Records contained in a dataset

* * * * * * * * *

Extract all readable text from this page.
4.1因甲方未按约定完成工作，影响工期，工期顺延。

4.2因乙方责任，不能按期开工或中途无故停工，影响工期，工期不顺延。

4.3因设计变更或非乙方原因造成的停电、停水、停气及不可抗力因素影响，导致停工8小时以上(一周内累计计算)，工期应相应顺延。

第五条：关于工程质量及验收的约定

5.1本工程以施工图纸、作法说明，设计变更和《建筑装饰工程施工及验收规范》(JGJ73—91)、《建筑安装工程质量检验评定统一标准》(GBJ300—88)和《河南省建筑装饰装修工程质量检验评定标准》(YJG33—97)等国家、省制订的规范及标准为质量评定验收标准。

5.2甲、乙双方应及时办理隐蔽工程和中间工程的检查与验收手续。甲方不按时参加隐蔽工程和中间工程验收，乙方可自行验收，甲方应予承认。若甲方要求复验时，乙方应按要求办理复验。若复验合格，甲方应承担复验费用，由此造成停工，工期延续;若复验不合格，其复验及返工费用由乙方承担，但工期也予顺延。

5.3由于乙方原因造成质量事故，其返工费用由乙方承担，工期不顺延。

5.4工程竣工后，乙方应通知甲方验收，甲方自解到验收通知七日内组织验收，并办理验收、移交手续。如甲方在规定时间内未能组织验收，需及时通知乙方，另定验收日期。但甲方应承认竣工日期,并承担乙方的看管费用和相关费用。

* * * * * * * * *

What the task asks = All of the material above needs to be copied exactly.

Task solution =
Extract all readable text from this page.
4.1因甲方未按约定完成工作，影响工期，工期顺延。

4.2因乙方责任，不能按期开工或中途无故停工，影响工期，工期不顺延。

4.3因设计变更或非乙方原因造成的停电、停水、停气及不可抗力因素影响，导致停工8小时以上(一周内累计计算)，工期应相应顺延。

第五条：关于工程质量及验收的约定

5.1本工程以施工图纸、作法说明，设计变更和《建筑装饰工程施工及验收规范》(JGJ73—91)、《建筑安装工程质量检验评定统一标准》(GBJ300—88)和《河南省建筑装饰装修工程质量检验评定标准》(YJG33—97)等国家、省制订的规范及标准为质量评定验收标准。

5.2甲、乙双方应及时办理隐蔽工程和中间工程的检查与验收手续。甲方不按时参加隐蔽工程和中间工程验收，乙方可自行验收，甲方应予承认。若甲方要求复验时，乙方应按要求办理复验。若复验合格，甲方应承担复验费用，由此造成停工，工期延续;若复验不合格，其复验及返工费用由乙方承担，但工期也予顺延。

5.3由于乙方原因造成质量事故，其返工费用由乙方承担，工期不顺延。

5.4工程竣工后，乙方应通知甲方验收，甲方自解到验收通知七日内组织验收，并办理验收、移交手续。如甲方在规定时间内未能组织验收，需及时通知乙方，另定验收日期。但甲方应承认竣工日期,并承担乙方的看管费用和相关费用。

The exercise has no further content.